Review the listing and copy each line that holds the word "JSON".

[EXERCISE INPUT start]

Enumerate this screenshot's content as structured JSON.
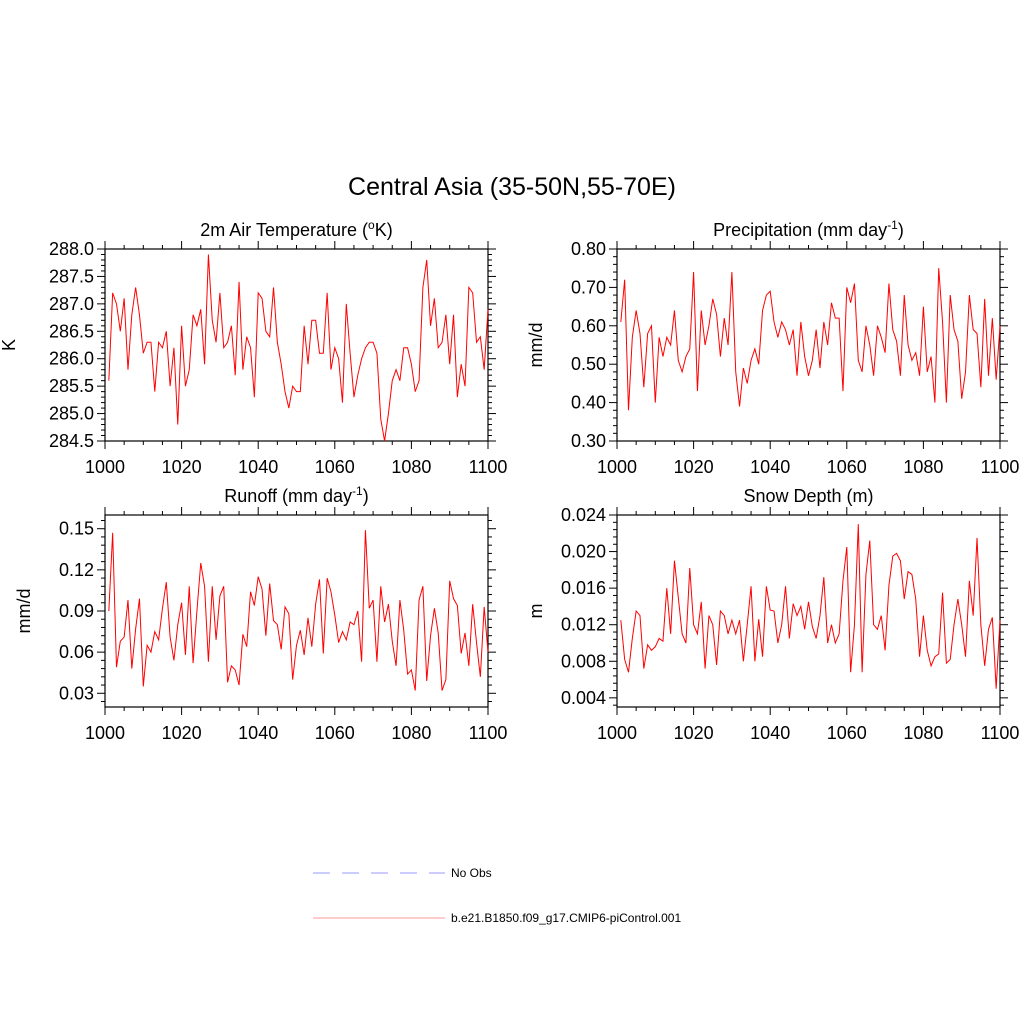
{
  "figure": {
    "title": "Central Asia (35-50N,55-70E)"
  },
  "legend": {
    "items": [
      {
        "label": "No Obs",
        "color": "#9999ff",
        "style": "dashed"
      },
      {
        "label": "b.e21.B1850.f09_g17.CMIP6-piControl.001",
        "color": "#ff9999",
        "style": "solid"
      }
    ]
  },
  "chart_data": [
    {
      "type": "line",
      "title": "2m Air Temperature (°K)",
      "title_main": "2m Air Temperature (",
      "title_sup": "o",
      "title_end": "K)",
      "xlabel": "",
      "ylabel": "K",
      "xlim": [
        1000,
        1100
      ],
      "ylim": [
        284.5,
        288.0
      ],
      "xticks": [
        1000,
        1020,
        1040,
        1060,
        1080,
        1100
      ],
      "yticks": [
        284.5,
        285.0,
        285.5,
        286.0,
        286.5,
        287.0,
        287.5,
        288.0
      ],
      "ytick_labels": [
        "284.5",
        "285.0",
        "285.5",
        "286.0",
        "286.5",
        "287.0",
        "287.5",
        "288.0"
      ],
      "x_start": 1001,
      "series": [
        {
          "name": "b.e21.B1850.f09_g17.CMIP6-piControl.001",
          "color": "#ff0000",
          "values": [
            285.6,
            287.2,
            287.0,
            286.5,
            287.1,
            285.8,
            286.8,
            287.3,
            286.8,
            286.1,
            286.3,
            286.3,
            285.4,
            286.3,
            286.2,
            286.5,
            285.5,
            286.2,
            284.8,
            286.6,
            285.5,
            285.8,
            286.8,
            286.6,
            286.9,
            285.9,
            287.9,
            286.7,
            286.3,
            287.2,
            286.2,
            286.3,
            286.6,
            285.7,
            287.4,
            285.8,
            286.4,
            286.2,
            285.3,
            287.2,
            287.1,
            286.5,
            286.4,
            287.3,
            286.3,
            285.9,
            285.4,
            285.1,
            285.5,
            285.4,
            285.4,
            286.6,
            285.9,
            286.7,
            286.7,
            286.1,
            286.1,
            287.2,
            285.8,
            286.2,
            286.0,
            285.2,
            287.0,
            286.1,
            285.3,
            285.7,
            286.0,
            286.2,
            286.3,
            286.3,
            286.1,
            284.9,
            284.5,
            285.0,
            285.6,
            285.8,
            285.6,
            286.2,
            286.2,
            285.9,
            285.4,
            285.6,
            287.3,
            287.8,
            286.6,
            287.1,
            286.2,
            286.3,
            286.8,
            285.9,
            286.8,
            285.3,
            285.9,
            285.5,
            287.3,
            287.2,
            286.3,
            286.4,
            285.8,
            286.9
          ]
        }
      ]
    },
    {
      "type": "line",
      "title": "Precipitation (mm day-1)",
      "title_main": "Precipitation (mm day",
      "title_sup": "-1",
      "title_end": ")",
      "xlabel": "",
      "ylabel": "mm/d",
      "xlim": [
        1000,
        1100
      ],
      "ylim": [
        0.3,
        0.8
      ],
      "xticks": [
        1000,
        1020,
        1040,
        1060,
        1080,
        1100
      ],
      "yticks": [
        0.3,
        0.4,
        0.5,
        0.6,
        0.7,
        0.8
      ],
      "ytick_labels": [
        "0.30",
        "0.40",
        "0.50",
        "0.60",
        "0.70",
        "0.80"
      ],
      "x_start": 1001,
      "series": [
        {
          "name": "b.e21.B1850.f09_g17.CMIP6-piControl.001",
          "color": "#ff0000",
          "values": [
            0.61,
            0.72,
            0.38,
            0.57,
            0.64,
            0.58,
            0.44,
            0.58,
            0.6,
            0.4,
            0.57,
            0.52,
            0.57,
            0.55,
            0.64,
            0.51,
            0.48,
            0.52,
            0.54,
            0.74,
            0.43,
            0.64,
            0.55,
            0.6,
            0.67,
            0.63,
            0.52,
            0.62,
            0.55,
            0.74,
            0.48,
            0.39,
            0.49,
            0.45,
            0.51,
            0.54,
            0.5,
            0.64,
            0.68,
            0.69,
            0.61,
            0.57,
            0.61,
            0.59,
            0.55,
            0.59,
            0.47,
            0.61,
            0.52,
            0.47,
            0.51,
            0.59,
            0.49,
            0.61,
            0.55,
            0.66,
            0.62,
            0.62,
            0.43,
            0.7,
            0.66,
            0.71,
            0.51,
            0.48,
            0.6,
            0.55,
            0.47,
            0.6,
            0.57,
            0.53,
            0.71,
            0.59,
            0.56,
            0.47,
            0.68,
            0.55,
            0.51,
            0.53,
            0.47,
            0.65,
            0.48,
            0.52,
            0.4,
            0.75,
            0.61,
            0.4,
            0.68,
            0.59,
            0.56,
            0.41,
            0.48,
            0.68,
            0.59,
            0.58,
            0.44,
            0.67,
            0.47,
            0.62,
            0.46,
            0.6
          ]
        }
      ]
    },
    {
      "type": "line",
      "title": "Runoff (mm day-1)",
      "title_main": "Runoff (mm day",
      "title_sup": "-1",
      "title_end": ")",
      "xlabel": "",
      "ylabel": "mm/d",
      "xlim": [
        1000,
        1100
      ],
      "ylim": [
        0.02,
        0.16
      ],
      "xticks": [
        1000,
        1020,
        1040,
        1060,
        1080,
        1100
      ],
      "yticks": [
        0.03,
        0.06,
        0.09,
        0.12,
        0.15
      ],
      "ytick_labels": [
        "0.03",
        "0.06",
        "0.09",
        "0.12",
        "0.15"
      ],
      "x_start": 1001,
      "series": [
        {
          "name": "b.e21.B1850.f09_g17.CMIP6-piControl.001",
          "color": "#ff0000",
          "values": [
            0.09,
            0.147,
            0.049,
            0.068,
            0.071,
            0.098,
            0.048,
            0.077,
            0.099,
            0.035,
            0.065,
            0.06,
            0.075,
            0.069,
            0.092,
            0.111,
            0.071,
            0.054,
            0.08,
            0.096,
            0.058,
            0.108,
            0.052,
            0.09,
            0.125,
            0.108,
            0.053,
            0.108,
            0.069,
            0.101,
            0.108,
            0.038,
            0.05,
            0.047,
            0.036,
            0.073,
            0.064,
            0.104,
            0.094,
            0.115,
            0.106,
            0.072,
            0.11,
            0.083,
            0.08,
            0.062,
            0.093,
            0.088,
            0.04,
            0.065,
            0.076,
            0.058,
            0.085,
            0.064,
            0.095,
            0.113,
            0.059,
            0.114,
            0.104,
            0.087,
            0.067,
            0.075,
            0.069,
            0.082,
            0.08,
            0.09,
            0.053,
            0.149,
            0.092,
            0.098,
            0.053,
            0.108,
            0.082,
            0.095,
            0.068,
            0.05,
            0.098,
            0.076,
            0.044,
            0.047,
            0.032,
            0.098,
            0.108,
            0.039,
            0.072,
            0.092,
            0.074,
            0.032,
            0.04,
            0.112,
            0.099,
            0.094,
            0.059,
            0.074,
            0.05,
            0.095,
            0.067,
            0.042,
            0.093,
            0.06
          ]
        }
      ]
    },
    {
      "type": "line",
      "title": "Snow Depth (m)",
      "title_main": "Snow Depth (m)",
      "title_sup": "",
      "title_end": "",
      "xlabel": "",
      "ylabel": "m",
      "xlim": [
        1000,
        1100
      ],
      "ylim": [
        0.003,
        0.024
      ],
      "xticks": [
        1000,
        1020,
        1040,
        1060,
        1080,
        1100
      ],
      "yticks": [
        0.004,
        0.008,
        0.012,
        0.016,
        0.02,
        0.024
      ],
      "ytick_labels": [
        "0.004",
        "0.008",
        "0.012",
        "0.016",
        "0.020",
        "0.024"
      ],
      "x_start": 1001,
      "series": [
        {
          "name": "b.e21.B1850.f09_g17.CMIP6-piControl.001",
          "color": "#ff0000",
          "values": [
            0.0125,
            0.0082,
            0.0068,
            0.0105,
            0.0135,
            0.013,
            0.0072,
            0.0098,
            0.0092,
            0.0096,
            0.0105,
            0.0102,
            0.016,
            0.011,
            0.019,
            0.015,
            0.011,
            0.01,
            0.0182,
            0.012,
            0.011,
            0.0145,
            0.0072,
            0.013,
            0.012,
            0.0076,
            0.0135,
            0.013,
            0.011,
            0.0125,
            0.011,
            0.0125,
            0.008,
            0.012,
            0.0162,
            0.008,
            0.0126,
            0.0085,
            0.0162,
            0.0136,
            0.0135,
            0.01,
            0.012,
            0.0162,
            0.0105,
            0.0143,
            0.013,
            0.014,
            0.0115,
            0.0145,
            0.0118,
            0.0105,
            0.013,
            0.0172,
            0.01,
            0.012,
            0.01,
            0.011,
            0.0168,
            0.0205,
            0.0068,
            0.012,
            0.023,
            0.0068,
            0.0175,
            0.0212,
            0.012,
            0.0115,
            0.013,
            0.0092,
            0.0163,
            0.0195,
            0.0198,
            0.019,
            0.0148,
            0.0178,
            0.0175,
            0.0148,
            0.0085,
            0.013,
            0.0092,
            0.0075,
            0.0085,
            0.0088,
            0.0155,
            0.0078,
            0.0082,
            0.012,
            0.0148,
            0.012,
            0.0085,
            0.0168,
            0.013,
            0.0215,
            0.012,
            0.0075,
            0.0115,
            0.0128,
            0.005,
            0.0125
          ]
        }
      ]
    }
  ]
}
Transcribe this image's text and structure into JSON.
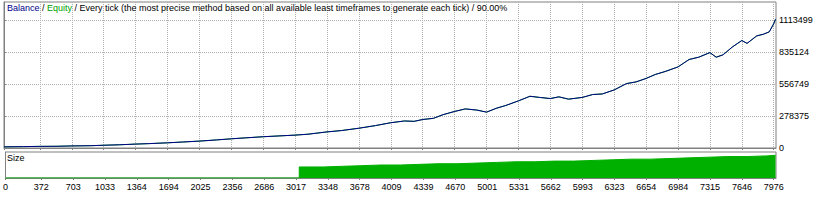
{
  "chart_data": [
    {
      "type": "line",
      "title": "Balance / Equity / Every tick (the most precise method based on all available least timeframes to generate each tick) / 90.00%",
      "x": [
        0,
        200,
        372,
        550,
        703,
        900,
        1033,
        1200,
        1364,
        1500,
        1694,
        1850,
        2025,
        2200,
        2356,
        2500,
        2686,
        2850,
        3017,
        3150,
        3348,
        3500,
        3678,
        3850,
        4009,
        4150,
        4250,
        4339,
        4450,
        4550,
        4670,
        4780,
        4900,
        5001,
        5100,
        5200,
        5331,
        5450,
        5550,
        5662,
        5750,
        5850,
        5993,
        6100,
        6200,
        6323,
        6450,
        6550,
        6654,
        6750,
        6850,
        6984,
        7100,
        7200,
        7315,
        7380,
        7450,
        7550,
        7646,
        7700,
        7800,
        7870,
        7930,
        7976,
        7995
      ],
      "series": [
        {
          "name": "Balance",
          "color": "#00008b",
          "values": [
            10000,
            12000,
            14000,
            15000,
            18000,
            20000,
            24000,
            28000,
            34000,
            38000,
            45000,
            52000,
            60000,
            70000,
            80000,
            88000,
            98000,
            105000,
            112000,
            120000,
            140000,
            152000,
            172000,
            195000,
            220000,
            235000,
            232000,
            248000,
            258000,
            290000,
            318000,
            340000,
            330000,
            312000,
            345000,
            370000,
            410000,
            450000,
            440000,
            430000,
            445000,
            425000,
            440000,
            465000,
            470000,
            505000,
            560000,
            575000,
            605000,
            640000,
            665000,
            705000,
            770000,
            790000,
            830000,
            790000,
            810000,
            880000,
            935000,
            910000,
            975000,
            990000,
            1010000,
            1080000,
            1120000
          ]
        },
        {
          "name": "Equity",
          "color": "#00a000",
          "values": [
            10000,
            12000,
            14000,
            15000,
            18000,
            20000,
            24000,
            28000,
            34000,
            38000,
            45000,
            52000,
            60000,
            70000,
            80000,
            88000,
            98000,
            105000,
            112000,
            120000,
            140000,
            152000,
            172000,
            195000,
            220000,
            235000,
            232000,
            248000,
            258000,
            290000,
            318000,
            340000,
            330000,
            312000,
            345000,
            370000,
            410000,
            450000,
            440000,
            430000,
            445000,
            425000,
            440000,
            465000,
            470000,
            505000,
            560000,
            575000,
            605000,
            640000,
            665000,
            705000,
            770000,
            790000,
            830000,
            790000,
            810000,
            880000,
            935000,
            910000,
            975000,
            990000,
            1010000,
            1080000,
            1120000
          ]
        }
      ],
      "xlim": [
        0,
        8000
      ],
      "xticks": [
        0,
        372,
        703,
        1033,
        1364,
        1694,
        2025,
        2356,
        2686,
        3017,
        3348,
        3678,
        4009,
        4339,
        4670,
        5001,
        5331,
        5662,
        5993,
        6323,
        6654,
        6984,
        7315,
        7646,
        7976
      ],
      "ylim": [
        0,
        1270000
      ],
      "yticks": [
        0,
        278375,
        556749,
        835124,
        1113499
      ],
      "grid": true,
      "tick_labels": "y"
    },
    {
      "type": "area",
      "title": "Size",
      "x": [
        0,
        3050,
        3300,
        3500,
        3700,
        3900,
        4100,
        4300,
        4500,
        4700,
        4900,
        5100,
        5300,
        5500,
        5700,
        5900,
        6100,
        6300,
        6500,
        6700,
        6900,
        7100,
        7300,
        7500,
        7700,
        7900,
        7995
      ],
      "values": [
        0,
        1.7,
        1.8,
        1.9,
        2.0,
        2.0,
        2.1,
        2.2,
        2.2,
        2.3,
        2.4,
        2.5,
        2.5,
        2.6,
        2.6,
        2.7,
        2.8,
        2.9,
        2.9,
        3.0,
        3.1,
        3.2,
        3.3,
        3.3,
        3.4,
        3.5,
        3.6
      ],
      "color": "#00b000",
      "xlim": [
        0,
        8000
      ],
      "xticks": [
        0,
        372,
        703,
        1033,
        1364,
        1694,
        2025,
        2356,
        2686,
        3017,
        3348,
        3678,
        4009,
        4339,
        4670,
        5001,
        5331,
        5662,
        5993,
        6323,
        6654,
        6984,
        7315,
        7646,
        7976
      ],
      "ylim": [
        0,
        4
      ],
      "grid": false,
      "tick_labels": "x"
    }
  ]
}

[EXERCISE INPUT end]

### RESPONSE
Enumerate this screenshot's content as structured JSON.
Transcribe this image's text and structure into JSON.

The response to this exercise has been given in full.